__Stored items__:
★ ★ ★ ★ ★ ★ ★
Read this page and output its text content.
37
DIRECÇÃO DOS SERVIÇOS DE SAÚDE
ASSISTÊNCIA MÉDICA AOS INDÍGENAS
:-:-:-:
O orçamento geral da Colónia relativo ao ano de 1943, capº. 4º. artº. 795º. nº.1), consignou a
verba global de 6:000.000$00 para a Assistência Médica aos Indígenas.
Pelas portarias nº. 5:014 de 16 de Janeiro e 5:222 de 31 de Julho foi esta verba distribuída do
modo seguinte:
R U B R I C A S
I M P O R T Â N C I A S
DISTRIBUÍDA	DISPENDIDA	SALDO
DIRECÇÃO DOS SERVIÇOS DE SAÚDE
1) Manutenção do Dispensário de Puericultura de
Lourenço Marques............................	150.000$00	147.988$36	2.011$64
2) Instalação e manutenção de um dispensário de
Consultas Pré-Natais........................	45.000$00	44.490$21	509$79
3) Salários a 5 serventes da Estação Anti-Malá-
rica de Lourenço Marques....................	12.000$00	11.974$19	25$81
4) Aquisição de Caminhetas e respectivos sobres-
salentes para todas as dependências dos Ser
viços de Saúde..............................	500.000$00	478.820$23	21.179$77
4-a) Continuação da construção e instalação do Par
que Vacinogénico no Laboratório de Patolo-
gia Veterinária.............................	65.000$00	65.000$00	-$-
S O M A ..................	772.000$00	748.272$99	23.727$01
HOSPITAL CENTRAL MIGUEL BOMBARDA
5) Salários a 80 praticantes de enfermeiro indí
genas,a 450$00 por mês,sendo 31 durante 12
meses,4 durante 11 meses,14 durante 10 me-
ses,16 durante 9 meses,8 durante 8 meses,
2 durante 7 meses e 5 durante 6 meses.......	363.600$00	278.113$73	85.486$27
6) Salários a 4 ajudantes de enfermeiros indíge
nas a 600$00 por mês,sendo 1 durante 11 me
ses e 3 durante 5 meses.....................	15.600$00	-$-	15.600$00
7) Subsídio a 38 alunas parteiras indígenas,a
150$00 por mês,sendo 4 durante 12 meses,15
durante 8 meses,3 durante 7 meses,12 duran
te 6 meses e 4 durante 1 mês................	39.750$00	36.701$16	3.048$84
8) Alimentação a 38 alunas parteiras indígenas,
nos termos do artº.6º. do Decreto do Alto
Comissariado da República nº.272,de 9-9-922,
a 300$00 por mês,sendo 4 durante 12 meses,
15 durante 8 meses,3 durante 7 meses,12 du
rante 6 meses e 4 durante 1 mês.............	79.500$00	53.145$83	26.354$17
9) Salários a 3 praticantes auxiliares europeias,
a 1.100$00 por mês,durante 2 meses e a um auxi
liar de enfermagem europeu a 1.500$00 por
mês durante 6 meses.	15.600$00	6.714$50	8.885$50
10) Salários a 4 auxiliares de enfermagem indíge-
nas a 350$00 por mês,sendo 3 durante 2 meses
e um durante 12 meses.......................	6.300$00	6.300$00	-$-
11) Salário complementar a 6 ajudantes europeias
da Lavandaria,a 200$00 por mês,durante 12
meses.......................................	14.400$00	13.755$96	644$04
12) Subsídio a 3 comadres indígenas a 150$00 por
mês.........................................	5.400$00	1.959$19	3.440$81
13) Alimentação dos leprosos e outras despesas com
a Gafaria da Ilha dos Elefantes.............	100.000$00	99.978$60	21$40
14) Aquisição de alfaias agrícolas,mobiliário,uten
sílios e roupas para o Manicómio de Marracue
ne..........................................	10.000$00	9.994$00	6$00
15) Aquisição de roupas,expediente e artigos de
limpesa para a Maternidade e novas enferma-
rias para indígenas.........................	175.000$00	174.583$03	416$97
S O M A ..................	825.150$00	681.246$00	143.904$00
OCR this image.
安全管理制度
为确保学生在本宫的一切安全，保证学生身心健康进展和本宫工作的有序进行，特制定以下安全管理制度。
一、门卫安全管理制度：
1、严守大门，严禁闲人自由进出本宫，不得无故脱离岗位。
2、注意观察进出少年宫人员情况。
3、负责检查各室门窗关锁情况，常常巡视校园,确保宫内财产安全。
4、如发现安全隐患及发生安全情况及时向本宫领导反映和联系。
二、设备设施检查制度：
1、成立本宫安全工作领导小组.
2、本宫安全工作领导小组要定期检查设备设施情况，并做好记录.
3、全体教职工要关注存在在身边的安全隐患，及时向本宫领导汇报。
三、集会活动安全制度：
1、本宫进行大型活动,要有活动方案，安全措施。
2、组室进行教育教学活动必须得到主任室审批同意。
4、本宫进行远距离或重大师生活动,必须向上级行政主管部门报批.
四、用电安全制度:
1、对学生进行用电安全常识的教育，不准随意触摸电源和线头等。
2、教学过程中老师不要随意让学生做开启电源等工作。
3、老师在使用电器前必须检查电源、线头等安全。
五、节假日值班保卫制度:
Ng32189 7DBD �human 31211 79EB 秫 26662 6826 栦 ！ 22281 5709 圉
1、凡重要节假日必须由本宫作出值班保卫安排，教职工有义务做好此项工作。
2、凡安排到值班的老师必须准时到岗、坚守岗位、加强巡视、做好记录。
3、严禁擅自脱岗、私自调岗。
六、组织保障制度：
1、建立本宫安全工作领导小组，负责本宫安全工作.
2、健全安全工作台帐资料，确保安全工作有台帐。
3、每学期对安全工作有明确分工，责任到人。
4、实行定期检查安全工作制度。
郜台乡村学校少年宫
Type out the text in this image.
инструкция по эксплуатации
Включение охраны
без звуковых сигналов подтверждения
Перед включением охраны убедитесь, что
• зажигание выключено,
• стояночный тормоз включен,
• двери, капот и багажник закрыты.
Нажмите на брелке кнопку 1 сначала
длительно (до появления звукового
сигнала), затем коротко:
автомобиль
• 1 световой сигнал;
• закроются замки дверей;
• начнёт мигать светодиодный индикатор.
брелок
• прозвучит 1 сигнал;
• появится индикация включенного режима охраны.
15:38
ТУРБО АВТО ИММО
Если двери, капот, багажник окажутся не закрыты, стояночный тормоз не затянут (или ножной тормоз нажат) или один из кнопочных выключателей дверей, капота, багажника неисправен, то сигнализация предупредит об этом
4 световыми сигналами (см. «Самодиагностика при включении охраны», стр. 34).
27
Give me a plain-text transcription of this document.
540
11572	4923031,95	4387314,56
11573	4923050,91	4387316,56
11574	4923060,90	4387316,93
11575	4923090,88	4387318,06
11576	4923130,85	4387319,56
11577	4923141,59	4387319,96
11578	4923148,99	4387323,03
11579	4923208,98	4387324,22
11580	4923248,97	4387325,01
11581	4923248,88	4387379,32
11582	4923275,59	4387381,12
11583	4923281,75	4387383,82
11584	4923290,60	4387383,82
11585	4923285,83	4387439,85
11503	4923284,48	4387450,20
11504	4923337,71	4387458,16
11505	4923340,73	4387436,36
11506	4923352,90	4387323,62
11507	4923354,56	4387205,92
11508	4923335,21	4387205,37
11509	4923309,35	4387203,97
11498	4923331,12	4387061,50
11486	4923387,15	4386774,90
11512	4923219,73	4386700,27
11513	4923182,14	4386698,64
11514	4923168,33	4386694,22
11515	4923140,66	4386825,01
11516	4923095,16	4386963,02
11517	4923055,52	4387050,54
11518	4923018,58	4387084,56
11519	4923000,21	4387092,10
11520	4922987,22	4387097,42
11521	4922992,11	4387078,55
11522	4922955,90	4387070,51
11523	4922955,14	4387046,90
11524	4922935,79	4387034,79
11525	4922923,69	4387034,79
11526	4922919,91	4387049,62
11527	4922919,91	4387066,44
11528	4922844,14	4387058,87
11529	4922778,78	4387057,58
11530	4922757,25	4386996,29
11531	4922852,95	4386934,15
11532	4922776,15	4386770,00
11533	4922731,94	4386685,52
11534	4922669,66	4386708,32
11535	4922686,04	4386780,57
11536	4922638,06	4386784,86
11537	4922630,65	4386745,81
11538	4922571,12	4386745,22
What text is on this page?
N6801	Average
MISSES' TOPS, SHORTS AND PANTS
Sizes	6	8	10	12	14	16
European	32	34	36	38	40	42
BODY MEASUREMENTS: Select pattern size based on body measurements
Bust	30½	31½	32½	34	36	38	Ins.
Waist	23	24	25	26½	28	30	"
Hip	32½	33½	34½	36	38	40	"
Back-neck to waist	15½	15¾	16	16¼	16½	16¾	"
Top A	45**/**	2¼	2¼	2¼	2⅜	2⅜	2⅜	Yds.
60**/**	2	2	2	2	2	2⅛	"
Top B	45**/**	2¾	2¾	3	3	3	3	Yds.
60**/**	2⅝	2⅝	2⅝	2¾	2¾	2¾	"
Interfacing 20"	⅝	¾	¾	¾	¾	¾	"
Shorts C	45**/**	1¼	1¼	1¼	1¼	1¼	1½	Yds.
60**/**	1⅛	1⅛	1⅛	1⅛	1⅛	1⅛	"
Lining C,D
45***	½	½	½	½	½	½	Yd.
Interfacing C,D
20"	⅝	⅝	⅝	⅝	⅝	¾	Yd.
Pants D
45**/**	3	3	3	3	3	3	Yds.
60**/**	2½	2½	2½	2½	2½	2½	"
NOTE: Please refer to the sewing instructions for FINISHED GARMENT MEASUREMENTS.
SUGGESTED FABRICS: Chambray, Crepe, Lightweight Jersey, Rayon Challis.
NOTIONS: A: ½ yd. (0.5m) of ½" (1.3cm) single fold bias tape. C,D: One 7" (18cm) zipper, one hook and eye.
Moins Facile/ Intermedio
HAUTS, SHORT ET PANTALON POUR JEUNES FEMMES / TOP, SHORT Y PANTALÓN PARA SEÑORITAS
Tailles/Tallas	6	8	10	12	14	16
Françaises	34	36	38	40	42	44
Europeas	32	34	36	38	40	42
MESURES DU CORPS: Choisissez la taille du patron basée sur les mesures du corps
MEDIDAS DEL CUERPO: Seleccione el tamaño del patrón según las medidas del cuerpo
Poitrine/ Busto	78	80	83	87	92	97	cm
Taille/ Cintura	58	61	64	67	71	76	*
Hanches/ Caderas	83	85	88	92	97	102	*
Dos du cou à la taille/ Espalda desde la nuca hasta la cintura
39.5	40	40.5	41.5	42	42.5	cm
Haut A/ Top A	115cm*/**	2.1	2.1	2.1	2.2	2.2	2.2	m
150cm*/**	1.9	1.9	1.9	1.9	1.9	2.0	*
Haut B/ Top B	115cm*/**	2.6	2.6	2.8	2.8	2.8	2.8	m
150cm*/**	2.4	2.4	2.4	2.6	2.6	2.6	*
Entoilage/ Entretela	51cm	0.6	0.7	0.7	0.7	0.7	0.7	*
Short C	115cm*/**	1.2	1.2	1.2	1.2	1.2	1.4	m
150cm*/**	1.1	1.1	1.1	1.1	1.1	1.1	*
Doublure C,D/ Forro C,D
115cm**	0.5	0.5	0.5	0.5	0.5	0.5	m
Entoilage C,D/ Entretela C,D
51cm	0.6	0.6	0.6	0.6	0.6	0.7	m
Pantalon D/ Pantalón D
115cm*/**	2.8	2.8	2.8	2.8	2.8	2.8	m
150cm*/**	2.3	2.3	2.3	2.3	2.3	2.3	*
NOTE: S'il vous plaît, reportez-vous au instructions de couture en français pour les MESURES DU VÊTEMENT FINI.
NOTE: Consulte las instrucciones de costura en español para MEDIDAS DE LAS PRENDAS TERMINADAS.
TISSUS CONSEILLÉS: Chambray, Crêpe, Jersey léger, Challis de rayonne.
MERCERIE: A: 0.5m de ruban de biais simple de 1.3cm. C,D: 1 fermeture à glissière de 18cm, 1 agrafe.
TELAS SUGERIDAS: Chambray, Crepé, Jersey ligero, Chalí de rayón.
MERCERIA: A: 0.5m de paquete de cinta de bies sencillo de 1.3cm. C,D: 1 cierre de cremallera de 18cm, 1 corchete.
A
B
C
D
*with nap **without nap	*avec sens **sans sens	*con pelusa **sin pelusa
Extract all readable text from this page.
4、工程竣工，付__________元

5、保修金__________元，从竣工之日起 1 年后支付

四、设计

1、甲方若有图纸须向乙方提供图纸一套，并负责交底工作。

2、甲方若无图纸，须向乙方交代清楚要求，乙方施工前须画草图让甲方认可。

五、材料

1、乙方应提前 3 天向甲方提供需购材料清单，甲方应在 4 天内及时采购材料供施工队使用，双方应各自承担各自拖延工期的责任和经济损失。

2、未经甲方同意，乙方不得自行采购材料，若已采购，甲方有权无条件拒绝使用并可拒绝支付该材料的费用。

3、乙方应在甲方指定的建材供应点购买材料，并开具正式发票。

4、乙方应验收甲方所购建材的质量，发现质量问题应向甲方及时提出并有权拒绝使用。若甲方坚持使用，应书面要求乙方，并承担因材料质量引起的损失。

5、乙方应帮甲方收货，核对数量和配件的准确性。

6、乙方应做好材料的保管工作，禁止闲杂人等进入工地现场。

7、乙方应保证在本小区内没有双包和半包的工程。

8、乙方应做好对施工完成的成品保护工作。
★ ★ ★ ★ ★ ★ ★
__What needs to be done__: Return every line in the listing that contains the word "artº".

__Correct response__:
O orçamento geral da Colónia relativo ao ano de 1943, capº. 4º. artº. 795º. nº.1), consignou a
nos termos do artº.6º. do Decreto do Alto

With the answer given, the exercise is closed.